(DATA SUPPLIED):
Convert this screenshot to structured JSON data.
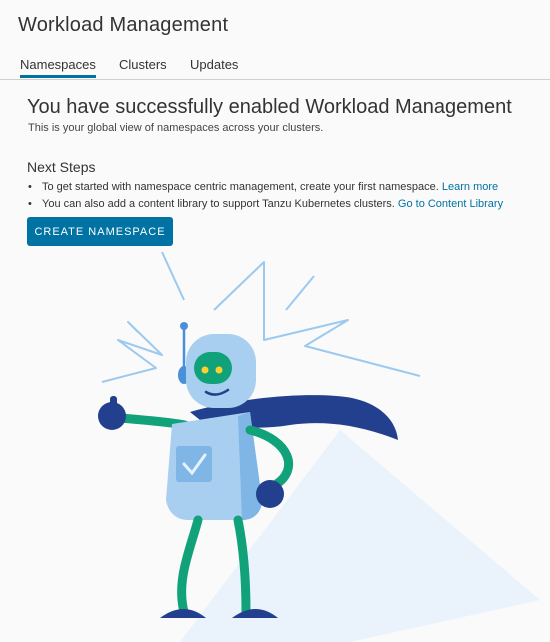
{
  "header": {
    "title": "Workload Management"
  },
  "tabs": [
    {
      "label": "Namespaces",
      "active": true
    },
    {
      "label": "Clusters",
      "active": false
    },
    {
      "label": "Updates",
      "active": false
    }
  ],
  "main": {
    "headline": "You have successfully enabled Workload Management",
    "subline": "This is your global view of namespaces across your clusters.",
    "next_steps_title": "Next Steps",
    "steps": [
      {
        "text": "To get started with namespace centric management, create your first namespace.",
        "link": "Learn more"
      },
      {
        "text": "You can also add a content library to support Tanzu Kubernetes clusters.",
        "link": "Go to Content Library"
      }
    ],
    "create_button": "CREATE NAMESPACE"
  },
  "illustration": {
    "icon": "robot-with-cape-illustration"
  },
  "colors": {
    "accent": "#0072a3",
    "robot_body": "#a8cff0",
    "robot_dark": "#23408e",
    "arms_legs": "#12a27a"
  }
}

(TASK): Drop the images and quote the entries word for word.

(ANSWER FOR THIS EXERCISE):
Convert this screenshot to structured JSON data.
{
  "header": {
    "title": "Workload Management"
  },
  "tabs": [
    {
      "label": "Namespaces",
      "active": true
    },
    {
      "label": "Clusters",
      "active": false
    },
    {
      "label": "Updates",
      "active": false
    }
  ],
  "main": {
    "headline": "You have successfully enabled Workload Management",
    "subline": "This is your global view of namespaces across your clusters.",
    "next_steps_title": "Next Steps",
    "steps": [
      {
        "text": "To get started with namespace centric management, create your first namespace.",
        "link": "Learn more"
      },
      {
        "text": "You can also add a content library to support Tanzu Kubernetes clusters.",
        "link": "Go to Content Library"
      }
    ],
    "create_button": "CREATE NAMESPACE"
  },
  "illustration": {
    "icon": "robot-with-cape-illustration"
  },
  "colors": {
    "accent": "#0072a3",
    "robot_body": "#a8cff0",
    "robot_dark": "#23408e",
    "arms_legs": "#12a27a"
  }
}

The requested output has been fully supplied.